Supplied records
^^^^

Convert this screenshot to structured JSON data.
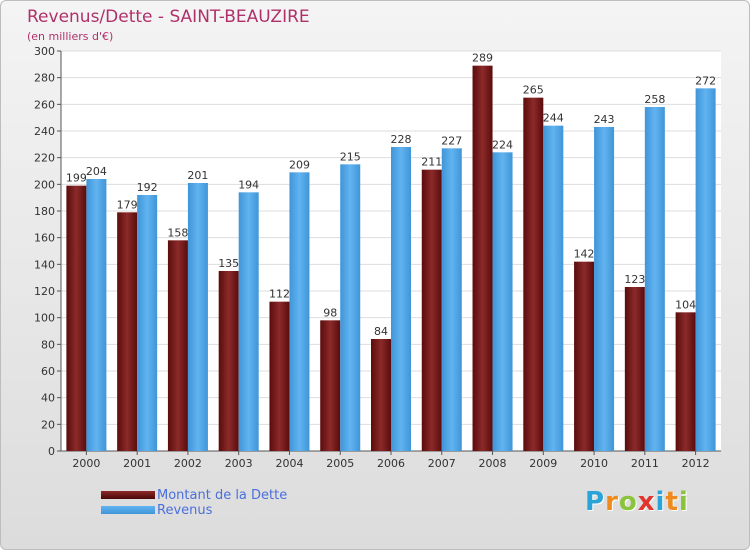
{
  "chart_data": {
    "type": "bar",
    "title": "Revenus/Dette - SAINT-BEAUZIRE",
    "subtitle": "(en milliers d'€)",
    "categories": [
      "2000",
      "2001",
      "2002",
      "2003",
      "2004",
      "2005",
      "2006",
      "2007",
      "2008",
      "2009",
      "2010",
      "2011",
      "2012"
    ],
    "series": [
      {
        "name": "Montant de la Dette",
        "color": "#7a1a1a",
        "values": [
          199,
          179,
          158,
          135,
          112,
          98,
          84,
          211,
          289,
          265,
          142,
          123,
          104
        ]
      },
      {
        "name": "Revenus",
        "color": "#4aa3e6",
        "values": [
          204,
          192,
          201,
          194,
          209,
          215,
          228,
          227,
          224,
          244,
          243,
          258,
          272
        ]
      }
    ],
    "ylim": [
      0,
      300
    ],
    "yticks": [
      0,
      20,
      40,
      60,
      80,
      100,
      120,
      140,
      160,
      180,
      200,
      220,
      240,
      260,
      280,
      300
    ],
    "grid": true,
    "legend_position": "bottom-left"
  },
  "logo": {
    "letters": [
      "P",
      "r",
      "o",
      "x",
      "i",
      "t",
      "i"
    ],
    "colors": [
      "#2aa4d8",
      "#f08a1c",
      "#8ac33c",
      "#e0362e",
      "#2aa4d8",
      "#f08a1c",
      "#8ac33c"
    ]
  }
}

^^^^

To do
Copy out each line in the preceding records that contains "name".

Answer to this problem
        "name": "Montant de la Dette",
        "name": "Revenus",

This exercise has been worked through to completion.